■ Travail demandé
Poursuivez le texte d'étude sur la générosité publique et l'effort budgétaire à venir, en repartant de sa dernière phrase.

■ Texte d'étude

2. De la générosité publique
J'ai participé à deux manifestations du Telethon .
On reste confondu devant tant de dévouement et de générosité. Ceci confirme une fois de plus ce que j'observe souvent: 90% des gens sont plus que bien et prêts à répondre positivement à tout appel fondé.
Malheureusement la plupart des lois et règlements sont faits pour contenir les 5 à 10% de déviants sociaux (qui ne sont toutefois pas toujours les mêmes). De plus, les médias, sauf exception, mettent plutôt en avant ces mêmes déviances, plus vendeuses que la vertu qui consiste à assurer pour sa part l'ordre de chaque jour.
Et pourtant si nos sociétés avancent vaille que vaille, c'est bien grâce à cette bonne volonté collective.
Ce n'est pas le moindre mérite du Telethon de nous rappeler une fois par an ce côté positif et gratifiant de notre société.
3.De l'effort à venir
La préparation des budgets pour 2008 se poursuit.
M'apparaît de plus en plus la montée des contraintes de tous ordres.
Progression des coûts: énergie, alimentation, multiplication des normes imposées aux services gérés par les collectivités territoriales, accroissement des droits opposables au...Aujourd'hui le logement, demain la petite enfance.
Tout ceci sur fond de stagnation économique et de hausse des coûts d'intérêts.
Le grand jour de la remise à l'heure des pendules approche. Il faut accepter l'idée que collectivement nous vivons au-dessus de nos moyens à tous les étages.
Nous ne ferons pas l'économie d'une remise à plat, comme avant nous l'ont fait nos voisins.
Ce n'est pas si terrible que cela. Il ne faut pas avoir peur de faire des efforts d'adaptation. Un peu de jeûne ne nuit à personne. Et ensuite, on repart d'autant mieux que l'on s'est allégé de vielles habitudes couteuses aux quelles on n'est finalement attaché que par réflexe de déjà vieux.

■ Enregistrements fournis
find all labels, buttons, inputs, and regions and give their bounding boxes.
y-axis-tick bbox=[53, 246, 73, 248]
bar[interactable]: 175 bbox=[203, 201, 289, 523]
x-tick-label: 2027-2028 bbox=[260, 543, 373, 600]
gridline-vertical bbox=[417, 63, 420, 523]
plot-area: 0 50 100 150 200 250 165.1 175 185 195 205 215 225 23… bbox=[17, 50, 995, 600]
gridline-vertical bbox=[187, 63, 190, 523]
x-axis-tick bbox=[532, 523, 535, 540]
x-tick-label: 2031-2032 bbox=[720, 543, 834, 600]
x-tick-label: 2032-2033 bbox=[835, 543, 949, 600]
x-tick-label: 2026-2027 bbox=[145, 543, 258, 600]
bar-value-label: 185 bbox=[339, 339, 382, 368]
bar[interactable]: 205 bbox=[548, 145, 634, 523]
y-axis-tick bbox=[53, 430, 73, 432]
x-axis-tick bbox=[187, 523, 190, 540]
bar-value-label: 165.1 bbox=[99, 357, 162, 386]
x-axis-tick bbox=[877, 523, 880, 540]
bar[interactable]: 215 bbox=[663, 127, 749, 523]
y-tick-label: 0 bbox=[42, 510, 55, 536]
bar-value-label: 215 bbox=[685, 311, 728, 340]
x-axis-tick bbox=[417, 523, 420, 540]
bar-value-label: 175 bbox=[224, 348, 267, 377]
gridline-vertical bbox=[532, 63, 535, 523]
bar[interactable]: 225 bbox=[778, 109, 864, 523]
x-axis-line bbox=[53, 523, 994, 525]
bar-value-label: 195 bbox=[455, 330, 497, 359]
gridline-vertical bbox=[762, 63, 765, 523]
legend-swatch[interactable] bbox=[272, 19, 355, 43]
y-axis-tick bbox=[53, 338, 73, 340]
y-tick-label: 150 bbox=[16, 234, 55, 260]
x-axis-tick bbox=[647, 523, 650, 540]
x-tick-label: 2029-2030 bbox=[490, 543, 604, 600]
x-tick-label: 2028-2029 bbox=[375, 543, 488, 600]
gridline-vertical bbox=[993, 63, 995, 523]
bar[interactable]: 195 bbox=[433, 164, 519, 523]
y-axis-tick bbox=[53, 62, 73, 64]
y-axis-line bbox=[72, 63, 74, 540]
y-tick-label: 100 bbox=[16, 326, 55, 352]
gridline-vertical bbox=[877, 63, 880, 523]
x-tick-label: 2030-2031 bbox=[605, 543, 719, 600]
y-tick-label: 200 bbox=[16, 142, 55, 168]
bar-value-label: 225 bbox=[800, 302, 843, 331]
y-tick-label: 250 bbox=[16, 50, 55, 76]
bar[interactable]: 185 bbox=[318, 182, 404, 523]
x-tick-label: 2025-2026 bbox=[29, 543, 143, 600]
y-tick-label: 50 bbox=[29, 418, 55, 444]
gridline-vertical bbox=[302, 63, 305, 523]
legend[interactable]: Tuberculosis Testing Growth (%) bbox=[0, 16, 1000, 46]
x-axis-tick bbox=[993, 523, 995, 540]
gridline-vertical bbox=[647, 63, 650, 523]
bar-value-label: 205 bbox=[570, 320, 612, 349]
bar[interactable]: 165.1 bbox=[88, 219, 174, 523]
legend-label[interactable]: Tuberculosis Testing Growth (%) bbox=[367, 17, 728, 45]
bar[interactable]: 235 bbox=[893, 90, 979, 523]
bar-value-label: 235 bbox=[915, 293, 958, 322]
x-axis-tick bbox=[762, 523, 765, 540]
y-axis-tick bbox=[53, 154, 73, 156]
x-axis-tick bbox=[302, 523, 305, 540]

■ Corrigé
Mais pour cela il faut accepter une part de risque, une part d'aventure et non la recherche de la situation consolidée et abritée dans laquelle on cherche à obtenir que, mécaniquement, demain soit mieux qu'aujourd'hui.
Une récente conversation avec deux jeunes récemment m'ont fait comprendre que ce "nirvana" modèle réduit continue pour certains à être le "nec plus ultra" d'une société aboutie.
J'ai tenté de leur faire comprendre quer ce n'est pas ça, la vie et que ce modèle ne fonctionne nulle part. Quand il tente d'exister, il génère des insatisfaits chroniques voire des aigris.
La marche en avant et donc la prise de risque (raisonnée s'entend) demeurent les véritables moteurs de notre temps.
Les temps à venir vont nous le rappeler.
L'audace ne résidera pas tant dans des projets nouveaux qu'à trouver de nouvelles organisations et moyens pour d'abord maintenir l'existant et, si possible, continuer à progresser.
C'est ce à quoi, nous avons commencé à travailler pour 2008 au niveau de la commune, de la communauté de communes et du pays.
Le principe de réalité, déjà évoqué, s'il conduit à l'effort, ne mènent jamais aux désillusions.